(WHAT YOU WILL DO):
Your task is to repeat the entries underneath exactly, minus the pictures.

(DATA RECORDS):
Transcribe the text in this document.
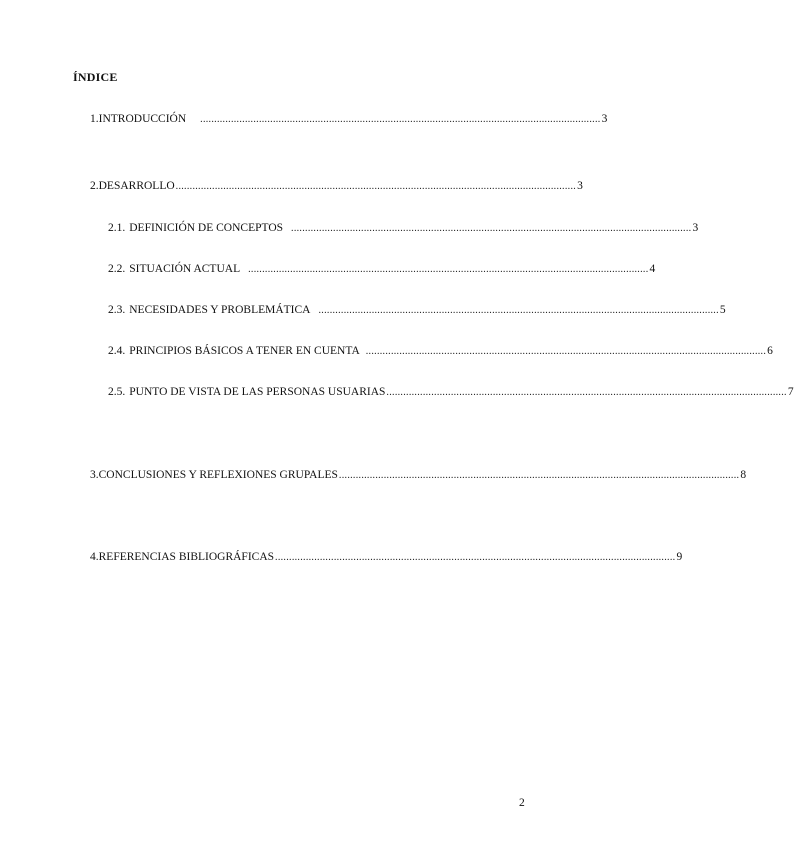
ÍNDICE
1. INTRODUCCIÓN ............................................................................................................................................... 3
2. DESARROLLO ............................................................................................................................................... 3
2.1. DEFINICIÓN DE CONCEPTOS ............................................................................................................................................... 3
2.2. SITUACIÓN ACTUAL ............................................................................................................................................... 4
2.3. NECESIDADES Y PROBLEMÁTICA ............................................................................................................................................... 5
2.4. PRINCIPIOS BÁSICOS A TENER EN CUENTA ............................................................................................................................................... 6
2.5. PUNTO DE VISTA DE LAS PERSONAS USUARIAS ............................................................................................................................................... 7
3. CONCLUSIONES Y REFLEXIONES GRUPALES ............................................................................................................................................... 8
4. REFERENCIAS BIBLIOGRÁFICAS ............................................................................................................................................... 9
2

(RESULT BELOW):
Transcribe the text in this document.
ÍNDICE
1. INTRODUCCIÓN ............................................................................................................................................... 3
2. DESARROLLO ............................................................................................................................................... 3
2.1. DEFINICIÓN DE CONCEPTOS ............................................................................................................................................... 3
2.2. SITUACIÓN ACTUAL ............................................................................................................................................... 4
2.3. NECESIDADES Y PROBLEMÁTICA ............................................................................................................................................... 5
2.4. PRINCIPIOS BÁSICOS A TENER EN CUENTA ............................................................................................................................................... 6
2.5. PUNTO DE VISTA DE LAS PERSONAS USUARIAS ............................................................................................................................................... 7
3. CONCLUSIONES Y REFLEXIONES GRUPALES ............................................................................................................................................... 8
4. REFERENCIAS BIBLIOGRÁFICAS ............................................................................................................................................... 9
2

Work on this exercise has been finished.